[start of Exercise material]

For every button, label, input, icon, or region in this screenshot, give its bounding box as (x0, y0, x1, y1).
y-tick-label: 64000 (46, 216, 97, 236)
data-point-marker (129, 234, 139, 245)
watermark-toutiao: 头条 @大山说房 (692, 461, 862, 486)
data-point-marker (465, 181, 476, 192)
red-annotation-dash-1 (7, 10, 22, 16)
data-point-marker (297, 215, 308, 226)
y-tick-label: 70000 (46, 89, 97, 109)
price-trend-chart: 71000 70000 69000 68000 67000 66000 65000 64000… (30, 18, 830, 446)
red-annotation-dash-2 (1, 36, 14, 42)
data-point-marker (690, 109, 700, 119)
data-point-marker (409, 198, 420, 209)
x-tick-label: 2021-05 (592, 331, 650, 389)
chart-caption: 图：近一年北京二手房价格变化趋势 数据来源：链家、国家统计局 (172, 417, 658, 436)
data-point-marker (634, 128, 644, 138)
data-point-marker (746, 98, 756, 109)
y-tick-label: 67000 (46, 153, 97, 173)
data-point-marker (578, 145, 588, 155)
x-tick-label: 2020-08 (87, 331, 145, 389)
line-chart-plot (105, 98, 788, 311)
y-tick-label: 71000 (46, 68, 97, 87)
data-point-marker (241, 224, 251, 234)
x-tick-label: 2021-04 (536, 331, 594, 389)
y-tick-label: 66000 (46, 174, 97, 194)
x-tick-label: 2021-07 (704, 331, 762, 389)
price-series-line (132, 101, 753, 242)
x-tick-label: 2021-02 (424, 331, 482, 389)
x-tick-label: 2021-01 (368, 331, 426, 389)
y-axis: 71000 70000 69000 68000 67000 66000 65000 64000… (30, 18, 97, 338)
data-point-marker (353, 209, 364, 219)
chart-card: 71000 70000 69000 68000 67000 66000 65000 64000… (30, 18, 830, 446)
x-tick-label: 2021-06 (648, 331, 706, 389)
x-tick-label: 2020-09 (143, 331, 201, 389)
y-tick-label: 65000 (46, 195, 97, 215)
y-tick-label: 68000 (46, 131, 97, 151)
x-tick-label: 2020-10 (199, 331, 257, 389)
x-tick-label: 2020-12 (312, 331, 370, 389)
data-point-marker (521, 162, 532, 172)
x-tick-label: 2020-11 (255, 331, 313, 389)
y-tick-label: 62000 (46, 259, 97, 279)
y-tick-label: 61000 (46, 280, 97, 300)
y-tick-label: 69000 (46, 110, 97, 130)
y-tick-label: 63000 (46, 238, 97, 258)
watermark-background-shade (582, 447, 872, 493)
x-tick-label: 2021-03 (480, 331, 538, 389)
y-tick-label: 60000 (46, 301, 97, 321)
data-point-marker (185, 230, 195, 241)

[end of Exercise material]

*Description of the task*. Pull every line from the records above and reproduce each one verbatim.

*Answer to this exercise*.
For every button, label, input, icon, or region in this screenshot, give its bounding box as (x0, y0, x1, y1).
y-tick-label: 64000 (46, 216, 97, 236)
data-point-marker (129, 234, 139, 245)
watermark-toutiao: 头条 @大山说房 (692, 461, 862, 486)
data-point-marker (465, 181, 476, 192)
red-annotation-dash-1 (7, 10, 22, 16)
data-point-marker (297, 215, 308, 226)
y-tick-label: 70000 (46, 89, 97, 109)
price-trend-chart: 71000 70000 69000 68000 67000 66000 65000 64000… (30, 18, 830, 446)
red-annotation-dash-2 (1, 36, 14, 42)
data-point-marker (690, 109, 700, 119)
data-point-marker (409, 198, 420, 209)
x-tick-label: 2021-05 (592, 331, 650, 389)
chart-caption: 图：近一年北京二手房价格变化趋势 数据来源：链家、国家统计局 (172, 417, 658, 436)
data-point-marker (634, 128, 644, 138)
data-point-marker (746, 98, 756, 109)
y-tick-label: 67000 (46, 153, 97, 173)
data-point-marker (578, 145, 588, 155)
x-tick-label: 2020-08 (87, 331, 145, 389)
line-chart-plot (105, 98, 788, 311)
y-tick-label: 71000 (46, 68, 97, 87)
data-point-marker (241, 224, 251, 234)
x-tick-label: 2021-04 (536, 331, 594, 389)
y-tick-label: 66000 (46, 174, 97, 194)
x-tick-label: 2021-07 (704, 331, 762, 389)
price-series-line (132, 101, 753, 242)
x-tick-label: 2021-02 (424, 331, 482, 389)
x-tick-label: 2021-01 (368, 331, 426, 389)
y-axis: 71000 70000 69000 68000 67000 66000 65000 64000… (30, 18, 97, 338)
data-point-marker (353, 209, 364, 219)
chart-card: 71000 70000 69000 68000 67000 66000 65000 64000… (30, 18, 830, 446)
x-tick-label: 2021-06 (648, 331, 706, 389)
x-tick-label: 2020-09 (143, 331, 201, 389)
y-tick-label: 65000 (46, 195, 97, 215)
y-tick-label: 68000 (46, 131, 97, 151)
x-tick-label: 2020-10 (199, 331, 257, 389)
x-tick-label: 2020-12 (312, 331, 370, 389)
data-point-marker (521, 162, 532, 172)
x-tick-label: 2020-11 (255, 331, 313, 389)
y-tick-label: 62000 (46, 259, 97, 279)
y-tick-label: 61000 (46, 280, 97, 300)
y-tick-label: 69000 (46, 110, 97, 130)
y-tick-label: 63000 (46, 238, 97, 258)
watermark-background-shade (582, 447, 872, 493)
x-tick-label: 2021-03 (480, 331, 538, 389)
y-tick-label: 60000 (46, 301, 97, 321)
data-point-marker (185, 230, 195, 241)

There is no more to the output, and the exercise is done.